>> START DATASET ROWS

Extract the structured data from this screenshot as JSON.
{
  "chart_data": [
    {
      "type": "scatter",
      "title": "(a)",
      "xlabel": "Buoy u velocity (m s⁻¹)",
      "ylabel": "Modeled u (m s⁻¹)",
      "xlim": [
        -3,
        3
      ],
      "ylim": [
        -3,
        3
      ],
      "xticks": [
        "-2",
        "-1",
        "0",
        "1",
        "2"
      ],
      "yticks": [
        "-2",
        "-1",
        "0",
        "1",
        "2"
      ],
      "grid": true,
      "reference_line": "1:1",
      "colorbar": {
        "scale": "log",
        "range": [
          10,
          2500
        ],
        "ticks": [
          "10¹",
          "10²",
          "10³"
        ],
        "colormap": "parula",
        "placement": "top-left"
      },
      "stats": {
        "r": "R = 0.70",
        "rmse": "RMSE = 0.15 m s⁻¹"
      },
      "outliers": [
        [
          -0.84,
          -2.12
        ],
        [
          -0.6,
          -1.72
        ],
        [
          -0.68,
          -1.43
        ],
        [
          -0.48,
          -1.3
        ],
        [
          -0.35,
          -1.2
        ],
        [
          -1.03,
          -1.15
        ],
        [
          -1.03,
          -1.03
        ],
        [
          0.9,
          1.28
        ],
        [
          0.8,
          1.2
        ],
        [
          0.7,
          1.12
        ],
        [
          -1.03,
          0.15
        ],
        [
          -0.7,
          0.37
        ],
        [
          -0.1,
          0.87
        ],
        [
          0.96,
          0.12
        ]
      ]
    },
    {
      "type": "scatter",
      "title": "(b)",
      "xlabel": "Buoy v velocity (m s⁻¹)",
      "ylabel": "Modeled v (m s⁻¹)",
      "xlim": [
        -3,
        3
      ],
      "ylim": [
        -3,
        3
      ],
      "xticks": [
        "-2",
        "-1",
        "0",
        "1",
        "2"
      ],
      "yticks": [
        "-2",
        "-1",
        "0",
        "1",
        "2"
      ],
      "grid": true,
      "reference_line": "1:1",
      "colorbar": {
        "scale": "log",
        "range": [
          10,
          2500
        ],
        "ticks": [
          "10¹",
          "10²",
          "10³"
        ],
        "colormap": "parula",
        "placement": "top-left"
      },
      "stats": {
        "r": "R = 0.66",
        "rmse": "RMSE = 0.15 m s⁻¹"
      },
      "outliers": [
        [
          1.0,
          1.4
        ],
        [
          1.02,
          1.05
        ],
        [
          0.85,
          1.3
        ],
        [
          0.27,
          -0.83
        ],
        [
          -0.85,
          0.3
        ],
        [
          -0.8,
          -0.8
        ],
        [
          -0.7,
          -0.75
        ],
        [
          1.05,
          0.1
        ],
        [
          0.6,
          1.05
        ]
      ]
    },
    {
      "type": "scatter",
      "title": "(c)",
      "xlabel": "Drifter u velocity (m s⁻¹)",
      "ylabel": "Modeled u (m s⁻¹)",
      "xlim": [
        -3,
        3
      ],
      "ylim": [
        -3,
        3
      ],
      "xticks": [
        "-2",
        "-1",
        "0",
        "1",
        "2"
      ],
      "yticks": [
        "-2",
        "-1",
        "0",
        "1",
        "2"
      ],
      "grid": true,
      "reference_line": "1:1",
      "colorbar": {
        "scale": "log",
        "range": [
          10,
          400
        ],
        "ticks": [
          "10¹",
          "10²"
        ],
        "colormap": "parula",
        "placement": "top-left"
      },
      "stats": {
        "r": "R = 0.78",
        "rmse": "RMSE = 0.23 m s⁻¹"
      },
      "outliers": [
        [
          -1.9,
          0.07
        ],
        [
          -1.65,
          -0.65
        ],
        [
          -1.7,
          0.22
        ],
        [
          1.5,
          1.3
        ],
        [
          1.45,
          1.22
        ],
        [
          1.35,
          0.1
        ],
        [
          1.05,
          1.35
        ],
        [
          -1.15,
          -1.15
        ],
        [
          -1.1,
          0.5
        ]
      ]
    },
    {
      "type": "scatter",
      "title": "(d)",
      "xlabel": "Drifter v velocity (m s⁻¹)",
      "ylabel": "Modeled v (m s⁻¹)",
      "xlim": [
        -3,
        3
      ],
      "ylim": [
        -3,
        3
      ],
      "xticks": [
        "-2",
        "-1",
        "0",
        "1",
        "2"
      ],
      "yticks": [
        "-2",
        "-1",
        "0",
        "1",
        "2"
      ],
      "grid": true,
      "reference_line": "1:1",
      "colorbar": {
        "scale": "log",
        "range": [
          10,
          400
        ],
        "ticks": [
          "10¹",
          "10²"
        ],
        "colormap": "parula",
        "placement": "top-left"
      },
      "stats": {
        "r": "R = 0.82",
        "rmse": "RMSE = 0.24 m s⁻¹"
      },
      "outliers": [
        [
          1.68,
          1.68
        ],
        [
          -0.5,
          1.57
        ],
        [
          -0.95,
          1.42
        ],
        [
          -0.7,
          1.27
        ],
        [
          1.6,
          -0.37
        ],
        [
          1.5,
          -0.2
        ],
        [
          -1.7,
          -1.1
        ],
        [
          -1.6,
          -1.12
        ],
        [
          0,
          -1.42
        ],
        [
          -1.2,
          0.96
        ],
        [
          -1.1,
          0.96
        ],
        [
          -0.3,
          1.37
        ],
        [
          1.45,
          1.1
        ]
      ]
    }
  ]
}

>> END DATASET ROWS

Read the entries and show each line that mentions "Drifter".

      "xlabel": "Drifter u velocity (m s⁻¹)",
      "xlabel": "Drifter v velocity (m s⁻¹)",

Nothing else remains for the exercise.